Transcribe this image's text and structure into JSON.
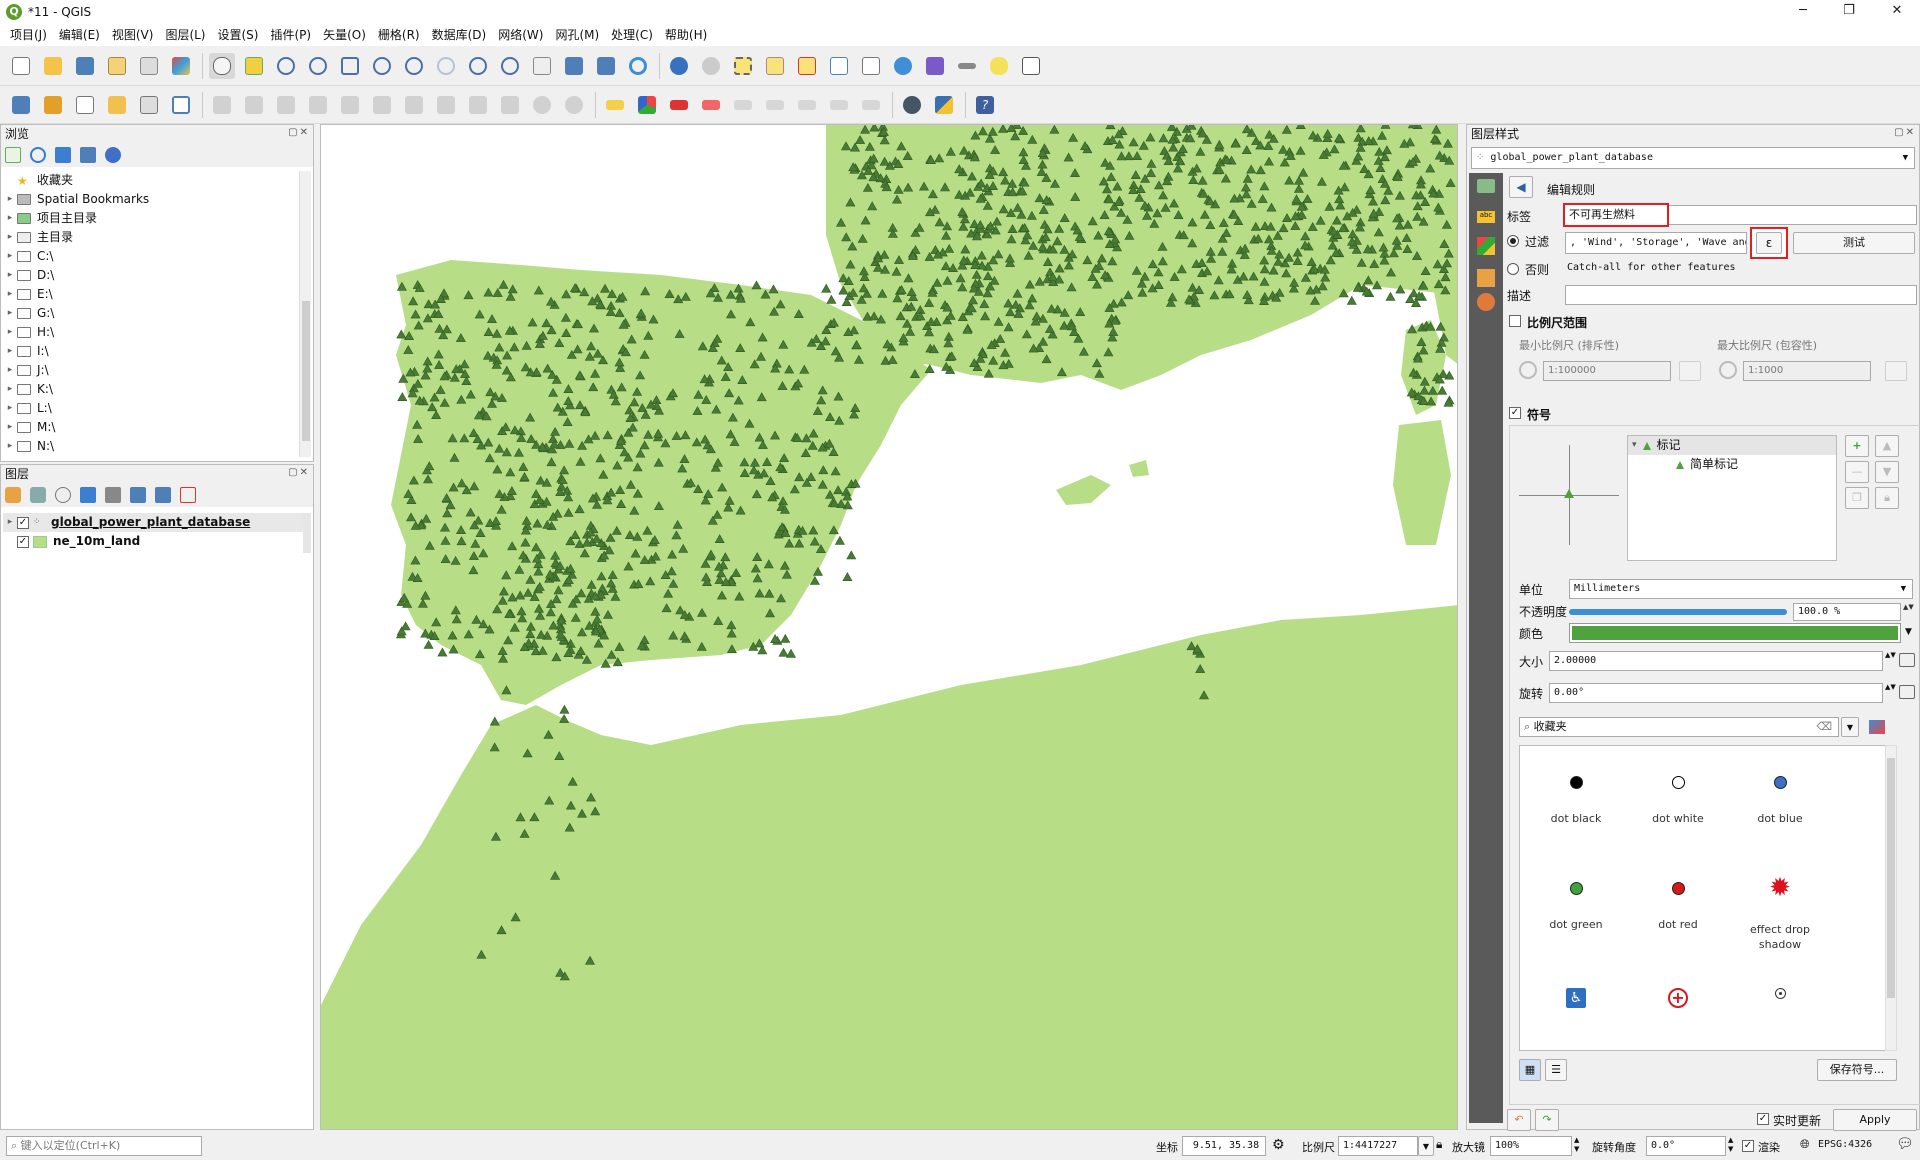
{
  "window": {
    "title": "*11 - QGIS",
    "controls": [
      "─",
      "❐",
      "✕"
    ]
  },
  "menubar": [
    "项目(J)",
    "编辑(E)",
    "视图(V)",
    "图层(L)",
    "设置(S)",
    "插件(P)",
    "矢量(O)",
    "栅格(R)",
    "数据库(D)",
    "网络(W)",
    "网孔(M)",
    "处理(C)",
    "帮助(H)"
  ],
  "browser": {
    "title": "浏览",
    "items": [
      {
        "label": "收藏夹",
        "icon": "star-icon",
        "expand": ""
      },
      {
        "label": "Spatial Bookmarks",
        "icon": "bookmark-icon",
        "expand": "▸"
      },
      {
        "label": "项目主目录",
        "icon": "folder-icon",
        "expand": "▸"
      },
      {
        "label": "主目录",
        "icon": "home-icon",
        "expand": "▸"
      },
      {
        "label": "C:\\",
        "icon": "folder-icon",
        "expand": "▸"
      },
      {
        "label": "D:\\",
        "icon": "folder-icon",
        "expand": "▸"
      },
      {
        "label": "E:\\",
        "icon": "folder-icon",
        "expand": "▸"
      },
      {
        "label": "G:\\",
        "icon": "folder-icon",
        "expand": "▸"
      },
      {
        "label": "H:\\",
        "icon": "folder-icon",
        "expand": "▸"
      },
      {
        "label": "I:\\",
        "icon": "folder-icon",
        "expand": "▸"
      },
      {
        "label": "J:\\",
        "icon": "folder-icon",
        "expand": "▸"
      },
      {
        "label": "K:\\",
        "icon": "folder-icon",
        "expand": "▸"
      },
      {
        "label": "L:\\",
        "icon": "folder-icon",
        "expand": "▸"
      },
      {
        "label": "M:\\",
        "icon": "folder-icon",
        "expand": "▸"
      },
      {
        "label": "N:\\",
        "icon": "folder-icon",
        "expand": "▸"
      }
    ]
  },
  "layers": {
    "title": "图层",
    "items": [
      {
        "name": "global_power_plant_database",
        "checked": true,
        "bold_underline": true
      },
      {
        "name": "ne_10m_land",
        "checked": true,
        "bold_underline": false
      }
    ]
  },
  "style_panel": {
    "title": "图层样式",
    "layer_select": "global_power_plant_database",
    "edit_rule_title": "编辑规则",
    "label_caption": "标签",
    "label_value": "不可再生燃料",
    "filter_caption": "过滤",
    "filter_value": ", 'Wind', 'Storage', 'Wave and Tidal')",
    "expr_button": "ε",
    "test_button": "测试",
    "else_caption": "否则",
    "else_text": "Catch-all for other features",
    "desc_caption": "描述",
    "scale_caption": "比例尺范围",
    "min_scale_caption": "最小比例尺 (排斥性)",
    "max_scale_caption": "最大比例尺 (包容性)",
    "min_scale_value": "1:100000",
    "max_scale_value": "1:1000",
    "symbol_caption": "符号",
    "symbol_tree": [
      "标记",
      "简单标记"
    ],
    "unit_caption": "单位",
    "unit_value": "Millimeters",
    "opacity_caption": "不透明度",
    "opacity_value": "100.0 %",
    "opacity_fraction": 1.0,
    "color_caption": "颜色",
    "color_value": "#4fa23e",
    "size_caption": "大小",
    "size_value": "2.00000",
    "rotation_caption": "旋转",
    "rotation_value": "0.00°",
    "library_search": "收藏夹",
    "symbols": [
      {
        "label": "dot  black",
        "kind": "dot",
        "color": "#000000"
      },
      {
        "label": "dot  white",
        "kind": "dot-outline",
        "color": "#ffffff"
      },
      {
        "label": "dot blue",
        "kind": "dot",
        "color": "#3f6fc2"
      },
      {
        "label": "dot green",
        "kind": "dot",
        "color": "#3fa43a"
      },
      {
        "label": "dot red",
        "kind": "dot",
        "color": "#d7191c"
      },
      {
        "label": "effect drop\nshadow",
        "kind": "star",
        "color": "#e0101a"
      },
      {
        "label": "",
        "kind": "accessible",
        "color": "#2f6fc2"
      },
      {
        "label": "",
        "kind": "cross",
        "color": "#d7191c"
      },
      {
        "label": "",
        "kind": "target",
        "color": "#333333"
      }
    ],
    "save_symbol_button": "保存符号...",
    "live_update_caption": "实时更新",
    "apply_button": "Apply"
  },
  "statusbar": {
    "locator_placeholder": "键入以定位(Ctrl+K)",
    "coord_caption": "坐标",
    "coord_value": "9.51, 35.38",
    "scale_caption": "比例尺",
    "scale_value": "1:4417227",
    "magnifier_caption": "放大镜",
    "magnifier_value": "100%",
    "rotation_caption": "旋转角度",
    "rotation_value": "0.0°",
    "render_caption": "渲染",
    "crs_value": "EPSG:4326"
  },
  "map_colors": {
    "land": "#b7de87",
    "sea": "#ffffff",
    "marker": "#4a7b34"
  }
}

────────────────────────────────────────

● **Aim**
Repeat every record above exactly, but leave out any pictures.

● **Exercise answer**
Transcribe this image's text and structure into JSON.
{
  "window": {
    "title": "*11 - QGIS",
    "controls": [
      "─",
      "❐",
      "✕"
    ]
  },
  "menubar": [
    "项目(J)",
    "编辑(E)",
    "视图(V)",
    "图层(L)",
    "设置(S)",
    "插件(P)",
    "矢量(O)",
    "栅格(R)",
    "数据库(D)",
    "网络(W)",
    "网孔(M)",
    "处理(C)",
    "帮助(H)"
  ],
  "browser": {
    "title": "浏览",
    "items": [
      {
        "label": "收藏夹",
        "icon": "star-icon",
        "expand": ""
      },
      {
        "label": "Spatial Bookmarks",
        "icon": "bookmark-icon",
        "expand": "▸"
      },
      {
        "label": "项目主目录",
        "icon": "folder-icon",
        "expand": "▸"
      },
      {
        "label": "主目录",
        "icon": "home-icon",
        "expand": "▸"
      },
      {
        "label": "C:\\",
        "icon": "folder-icon",
        "expand": "▸"
      },
      {
        "label": "D:\\",
        "icon": "folder-icon",
        "expand": "▸"
      },
      {
        "label": "E:\\",
        "icon": "folder-icon",
        "expand": "▸"
      },
      {
        "label": "G:\\",
        "icon": "folder-icon",
        "expand": "▸"
      },
      {
        "label": "H:\\",
        "icon": "folder-icon",
        "expand": "▸"
      },
      {
        "label": "I:\\",
        "icon": "folder-icon",
        "expand": "▸"
      },
      {
        "label": "J:\\",
        "icon": "folder-icon",
        "expand": "▸"
      },
      {
        "label": "K:\\",
        "icon": "folder-icon",
        "expand": "▸"
      },
      {
        "label": "L:\\",
        "icon": "folder-icon",
        "expand": "▸"
      },
      {
        "label": "M:\\",
        "icon": "folder-icon",
        "expand": "▸"
      },
      {
        "label": "N:\\",
        "icon": "folder-icon",
        "expand": "▸"
      }
    ]
  },
  "layers": {
    "title": "图层",
    "items": [
      {
        "name": "global_power_plant_database",
        "checked": true,
        "bold_underline": true
      },
      {
        "name": "ne_10m_land",
        "checked": true,
        "bold_underline": false
      }
    ]
  },
  "style_panel": {
    "title": "图层样式",
    "layer_select": "global_power_plant_database",
    "edit_rule_title": "编辑规则",
    "label_caption": "标签",
    "label_value": "不可再生燃料",
    "filter_caption": "过滤",
    "filter_value": ", 'Wind', 'Storage', 'Wave and Tidal')",
    "expr_button": "ε",
    "test_button": "测试",
    "else_caption": "否则",
    "else_text": "Catch-all for other features",
    "desc_caption": "描述",
    "scale_caption": "比例尺范围",
    "min_scale_caption": "最小比例尺 (排斥性)",
    "max_scale_caption": "最大比例尺 (包容性)",
    "min_scale_value": "1:100000",
    "max_scale_value": "1:1000",
    "symbol_caption": "符号",
    "symbol_tree": [
      "标记",
      "简单标记"
    ],
    "unit_caption": "单位",
    "unit_value": "Millimeters",
    "opacity_caption": "不透明度",
    "opacity_value": "100.0 %",
    "opacity_fraction": 1.0,
    "color_caption": "颜色",
    "color_value": "#4fa23e",
    "size_caption": "大小",
    "size_value": "2.00000",
    "rotation_caption": "旋转",
    "rotation_value": "0.00°",
    "library_search": "收藏夹",
    "symbols": [
      {
        "label": "dot  black",
        "kind": "dot",
        "color": "#000000"
      },
      {
        "label": "dot  white",
        "kind": "dot-outline",
        "color": "#ffffff"
      },
      {
        "label": "dot blue",
        "kind": "dot",
        "color": "#3f6fc2"
      },
      {
        "label": "dot green",
        "kind": "dot",
        "color": "#3fa43a"
      },
      {
        "label": "dot red",
        "kind": "dot",
        "color": "#d7191c"
      },
      {
        "label": "effect drop\nshadow",
        "kind": "star",
        "color": "#e0101a"
      },
      {
        "label": "",
        "kind": "accessible",
        "color": "#2f6fc2"
      },
      {
        "label": "",
        "kind": "cross",
        "color": "#d7191c"
      },
      {
        "label": "",
        "kind": "target",
        "color": "#333333"
      }
    ],
    "save_symbol_button": "保存符号...",
    "live_update_caption": "实时更新",
    "apply_button": "Apply"
  },
  "statusbar": {
    "locator_placeholder": "键入以定位(Ctrl+K)",
    "coord_caption": "坐标",
    "coord_value": "9.51, 35.38",
    "scale_caption": "比例尺",
    "scale_value": "1:4417227",
    "magnifier_caption": "放大镜",
    "magnifier_value": "100%",
    "rotation_caption": "旋转角度",
    "rotation_value": "0.0°",
    "render_caption": "渲染",
    "crs_value": "EPSG:4326"
  },
  "map_colors": {
    "land": "#b7de87",
    "sea": "#ffffff",
    "marker": "#4a7b34"
  }
}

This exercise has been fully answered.